*Short exercise*. Reproduce each line bearing the word "name".

[Data tied to figure images]
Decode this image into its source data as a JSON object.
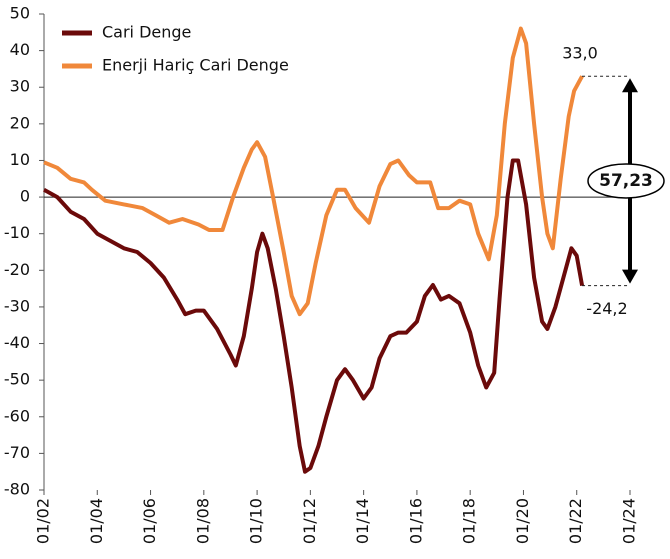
{
  "chart_data": {
    "type": "line",
    "legend": "upper left",
    "grid": false,
    "xlim": [
      2002,
      2024
    ],
    "xticks": [
      {
        "value": 2002,
        "label": "01/02"
      },
      {
        "value": 2004,
        "label": "01/04"
      },
      {
        "value": 2006,
        "label": "01/06"
      },
      {
        "value": 2008,
        "label": "01/08"
      },
      {
        "value": 2010,
        "label": "01/10"
      },
      {
        "value": 2012,
        "label": "01/12"
      },
      {
        "value": 2014,
        "label": "01/14"
      },
      {
        "value": 2016,
        "label": "01/16"
      },
      {
        "value": 2018,
        "label": "01/18"
      },
      {
        "value": 2020,
        "label": "01/20"
      },
      {
        "value": 2022,
        "label": "01/22"
      },
      {
        "value": 2024,
        "label": "01/24"
      }
    ],
    "ylim": [
      -80,
      50
    ],
    "yticks": [
      -80,
      -70,
      -60,
      -50,
      -40,
      -30,
      -20,
      -10,
      0,
      10,
      20,
      30,
      40,
      50
    ],
    "series": [
      {
        "name": "Cari Denge",
        "color": "#6b0a0a",
        "x": [
          2002.0,
          2002.5,
          2003.0,
          2003.5,
          2004.0,
          2004.5,
          2005.0,
          2005.5,
          2006.0,
          2006.5,
          2007.0,
          2007.3,
          2007.7,
          2008.0,
          2008.5,
          2009.0,
          2009.2,
          2009.5,
          2009.8,
          2010.0,
          2010.2,
          2010.4,
          2010.7,
          2011.0,
          2011.3,
          2011.6,
          2011.8,
          2012.0,
          2012.3,
          2012.6,
          2013.0,
          2013.3,
          2013.6,
          2014.0,
          2014.3,
          2014.6,
          2015.0,
          2015.3,
          2015.6,
          2016.0,
          2016.3,
          2016.6,
          2016.9,
          2017.2,
          2017.6,
          2018.0,
          2018.3,
          2018.6,
          2018.9,
          2019.1,
          2019.4,
          2019.6,
          2019.8,
          2020.1,
          2020.4,
          2020.7,
          2020.9,
          2021.2,
          2021.5,
          2021.8,
          2022.0,
          2022.2
        ],
        "values": [
          2,
          0,
          -4,
          -6,
          -10,
          -12,
          -14,
          -15,
          -18,
          -22,
          -28,
          -32,
          -31,
          -31,
          -36,
          -43,
          -46,
          -38,
          -25,
          -15,
          -10,
          -14,
          -25,
          -38,
          -52,
          -68,
          -75,
          -74,
          -68,
          -60,
          -50,
          -47,
          -50,
          -55,
          -52,
          -44,
          -38,
          -37,
          -37,
          -34,
          -27,
          -24,
          -28,
          -27,
          -29,
          -37,
          -46,
          -52,
          -48,
          -28,
          0,
          10,
          10,
          -2,
          -22,
          -34,
          -36,
          -30,
          -22,
          -14,
          -16,
          -24.2
        ]
      },
      {
        "name": "Enerji Hariç Cari Denge",
        "color": "#f0883a",
        "x": [
          2002.0,
          2002.5,
          2003.0,
          2003.5,
          2003.8,
          2004.3,
          2005.0,
          2005.7,
          2006.2,
          2006.7,
          2007.2,
          2007.8,
          2008.2,
          2008.7,
          2009.1,
          2009.5,
          2009.8,
          2010.0,
          2010.3,
          2010.6,
          2011.0,
          2011.3,
          2011.6,
          2011.9,
          2012.2,
          2012.6,
          2013.0,
          2013.3,
          2013.7,
          2014.2,
          2014.6,
          2015.0,
          2015.3,
          2015.7,
          2016.0,
          2016.5,
          2016.8,
          2017.2,
          2017.6,
          2018.0,
          2018.3,
          2018.7,
          2019.0,
          2019.3,
          2019.6,
          2019.9,
          2020.1,
          2020.4,
          2020.7,
          2020.9,
          2021.1,
          2021.4,
          2021.7,
          2021.9,
          2022.2
        ],
        "values": [
          9.5,
          8,
          5,
          4,
          2,
          -1,
          -2,
          -3,
          -5,
          -7,
          -6,
          -7.5,
          -9,
          -9,
          0,
          8,
          13,
          15,
          11,
          0,
          -15,
          -27,
          -32,
          -29,
          -18,
          -5,
          2,
          2,
          -3,
          -7,
          3,
          9,
          10,
          6,
          4,
          4,
          -3,
          -3,
          -1,
          -2,
          -10,
          -17,
          -5,
          20,
          38,
          46,
          42,
          20,
          0,
          -10,
          -14,
          5,
          22,
          29,
          33
        ]
      }
    ],
    "annotations": [
      {
        "text": "33,0",
        "y": 33
      },
      {
        "text": "-24,2",
        "y": -24.2
      },
      {
        "text": "57,23"
      }
    ]
  }
}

*Final result*.
        "name": "Cari Denge",
        "name": "Enerji Hariç Cari Denge",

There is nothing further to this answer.